Sift the material for lines containing "MESES", and return them.
---+---
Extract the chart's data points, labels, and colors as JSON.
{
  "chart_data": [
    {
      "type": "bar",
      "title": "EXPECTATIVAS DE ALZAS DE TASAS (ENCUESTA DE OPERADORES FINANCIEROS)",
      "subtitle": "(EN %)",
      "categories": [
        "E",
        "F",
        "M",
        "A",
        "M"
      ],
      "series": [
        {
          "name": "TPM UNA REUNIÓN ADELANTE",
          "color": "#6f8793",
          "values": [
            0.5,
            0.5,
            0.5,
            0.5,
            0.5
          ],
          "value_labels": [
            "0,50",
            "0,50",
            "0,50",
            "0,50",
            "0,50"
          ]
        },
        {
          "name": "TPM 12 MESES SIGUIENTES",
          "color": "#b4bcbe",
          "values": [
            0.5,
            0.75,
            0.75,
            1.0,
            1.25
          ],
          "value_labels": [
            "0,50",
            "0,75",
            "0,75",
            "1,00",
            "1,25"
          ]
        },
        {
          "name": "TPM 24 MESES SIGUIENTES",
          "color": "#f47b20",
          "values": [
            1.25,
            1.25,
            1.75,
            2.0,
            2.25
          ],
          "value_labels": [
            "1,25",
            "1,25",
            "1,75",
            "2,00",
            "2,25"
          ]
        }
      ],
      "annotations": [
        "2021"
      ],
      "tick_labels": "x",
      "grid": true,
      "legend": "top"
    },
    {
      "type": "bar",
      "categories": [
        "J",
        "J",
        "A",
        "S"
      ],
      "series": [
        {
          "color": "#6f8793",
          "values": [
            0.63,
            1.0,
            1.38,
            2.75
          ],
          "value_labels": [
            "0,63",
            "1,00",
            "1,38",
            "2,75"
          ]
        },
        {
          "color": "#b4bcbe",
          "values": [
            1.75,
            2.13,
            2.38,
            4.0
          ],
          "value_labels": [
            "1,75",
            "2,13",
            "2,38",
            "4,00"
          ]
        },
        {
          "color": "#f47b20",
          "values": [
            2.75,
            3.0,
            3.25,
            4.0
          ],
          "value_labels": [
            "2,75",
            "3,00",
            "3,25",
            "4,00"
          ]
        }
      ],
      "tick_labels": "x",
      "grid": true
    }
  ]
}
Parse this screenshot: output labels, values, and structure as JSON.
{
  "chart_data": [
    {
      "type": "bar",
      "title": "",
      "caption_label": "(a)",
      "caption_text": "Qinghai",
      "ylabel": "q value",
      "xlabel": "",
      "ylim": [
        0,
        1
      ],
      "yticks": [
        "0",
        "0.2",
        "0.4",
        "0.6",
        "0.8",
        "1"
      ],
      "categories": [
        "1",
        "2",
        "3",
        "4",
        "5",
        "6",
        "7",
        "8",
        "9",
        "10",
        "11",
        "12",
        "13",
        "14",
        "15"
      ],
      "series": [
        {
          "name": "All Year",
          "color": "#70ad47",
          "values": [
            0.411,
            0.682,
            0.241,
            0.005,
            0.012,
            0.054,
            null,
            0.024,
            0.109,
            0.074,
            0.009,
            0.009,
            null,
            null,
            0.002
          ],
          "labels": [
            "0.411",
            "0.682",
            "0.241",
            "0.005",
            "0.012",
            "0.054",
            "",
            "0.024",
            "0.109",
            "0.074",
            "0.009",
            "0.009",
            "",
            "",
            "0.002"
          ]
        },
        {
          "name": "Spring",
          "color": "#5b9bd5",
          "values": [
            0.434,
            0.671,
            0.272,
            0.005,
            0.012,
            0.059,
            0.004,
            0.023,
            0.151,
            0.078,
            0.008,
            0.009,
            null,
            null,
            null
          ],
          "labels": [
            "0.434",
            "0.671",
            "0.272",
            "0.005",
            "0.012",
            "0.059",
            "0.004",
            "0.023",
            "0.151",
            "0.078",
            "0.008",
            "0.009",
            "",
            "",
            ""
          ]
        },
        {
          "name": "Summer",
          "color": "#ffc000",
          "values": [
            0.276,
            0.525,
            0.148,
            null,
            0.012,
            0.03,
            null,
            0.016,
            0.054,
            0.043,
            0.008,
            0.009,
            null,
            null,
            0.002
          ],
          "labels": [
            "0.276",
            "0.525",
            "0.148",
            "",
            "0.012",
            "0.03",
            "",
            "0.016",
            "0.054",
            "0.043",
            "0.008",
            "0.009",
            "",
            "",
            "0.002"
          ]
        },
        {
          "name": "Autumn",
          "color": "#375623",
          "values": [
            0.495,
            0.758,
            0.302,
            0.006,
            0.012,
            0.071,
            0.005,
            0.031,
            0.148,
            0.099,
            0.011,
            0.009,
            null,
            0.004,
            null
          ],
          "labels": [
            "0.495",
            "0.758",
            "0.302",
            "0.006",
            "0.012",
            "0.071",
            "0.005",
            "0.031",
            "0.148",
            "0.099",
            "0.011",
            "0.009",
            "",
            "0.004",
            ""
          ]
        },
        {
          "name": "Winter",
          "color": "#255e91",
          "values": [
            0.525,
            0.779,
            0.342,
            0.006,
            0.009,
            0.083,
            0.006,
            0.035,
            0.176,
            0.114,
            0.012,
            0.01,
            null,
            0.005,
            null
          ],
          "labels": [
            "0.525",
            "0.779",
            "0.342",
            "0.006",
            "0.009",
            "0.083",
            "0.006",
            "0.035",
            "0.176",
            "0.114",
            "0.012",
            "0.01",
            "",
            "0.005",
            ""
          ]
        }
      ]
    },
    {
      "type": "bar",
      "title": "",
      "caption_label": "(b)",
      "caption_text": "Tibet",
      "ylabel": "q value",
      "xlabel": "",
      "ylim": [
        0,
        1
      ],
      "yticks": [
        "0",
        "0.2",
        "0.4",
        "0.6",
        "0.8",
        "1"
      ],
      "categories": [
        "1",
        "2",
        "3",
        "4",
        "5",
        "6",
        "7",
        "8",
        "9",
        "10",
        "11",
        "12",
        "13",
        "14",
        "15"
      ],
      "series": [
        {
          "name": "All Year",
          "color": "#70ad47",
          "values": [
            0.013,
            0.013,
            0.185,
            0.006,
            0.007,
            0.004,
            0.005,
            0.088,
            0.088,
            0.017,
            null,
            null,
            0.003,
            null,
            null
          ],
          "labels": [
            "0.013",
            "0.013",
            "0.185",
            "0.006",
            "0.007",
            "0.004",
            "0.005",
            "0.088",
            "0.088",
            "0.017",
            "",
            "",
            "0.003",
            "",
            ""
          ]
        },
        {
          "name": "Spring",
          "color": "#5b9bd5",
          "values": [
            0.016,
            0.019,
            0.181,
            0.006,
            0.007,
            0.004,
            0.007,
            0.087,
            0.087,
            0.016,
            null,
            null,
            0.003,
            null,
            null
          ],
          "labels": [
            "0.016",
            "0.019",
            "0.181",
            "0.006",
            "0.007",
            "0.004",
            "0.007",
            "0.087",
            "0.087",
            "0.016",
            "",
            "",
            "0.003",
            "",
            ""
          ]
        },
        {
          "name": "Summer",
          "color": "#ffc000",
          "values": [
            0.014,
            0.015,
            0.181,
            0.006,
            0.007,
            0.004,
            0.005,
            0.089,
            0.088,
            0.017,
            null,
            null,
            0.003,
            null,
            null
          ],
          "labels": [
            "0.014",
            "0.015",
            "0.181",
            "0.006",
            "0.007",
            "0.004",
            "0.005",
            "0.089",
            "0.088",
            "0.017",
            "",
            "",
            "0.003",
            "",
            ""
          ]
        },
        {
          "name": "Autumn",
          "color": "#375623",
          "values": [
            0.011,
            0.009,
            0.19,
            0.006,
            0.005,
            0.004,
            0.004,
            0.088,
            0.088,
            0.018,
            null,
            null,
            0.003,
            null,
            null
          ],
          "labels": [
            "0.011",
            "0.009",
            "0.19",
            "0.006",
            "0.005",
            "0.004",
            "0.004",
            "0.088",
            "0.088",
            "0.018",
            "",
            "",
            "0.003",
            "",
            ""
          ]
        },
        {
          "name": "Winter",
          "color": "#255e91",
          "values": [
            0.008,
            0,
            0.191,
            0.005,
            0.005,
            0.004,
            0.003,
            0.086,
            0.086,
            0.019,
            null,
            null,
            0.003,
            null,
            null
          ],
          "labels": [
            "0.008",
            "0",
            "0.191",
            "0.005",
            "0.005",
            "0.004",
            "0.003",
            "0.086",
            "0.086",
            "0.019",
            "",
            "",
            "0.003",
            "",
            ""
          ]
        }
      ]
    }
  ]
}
---+---
- Exercise solution
          "name": "TPM 12 MESES SIGUIENTES",
          "name": "TPM 24 MESES SIGUIENTES",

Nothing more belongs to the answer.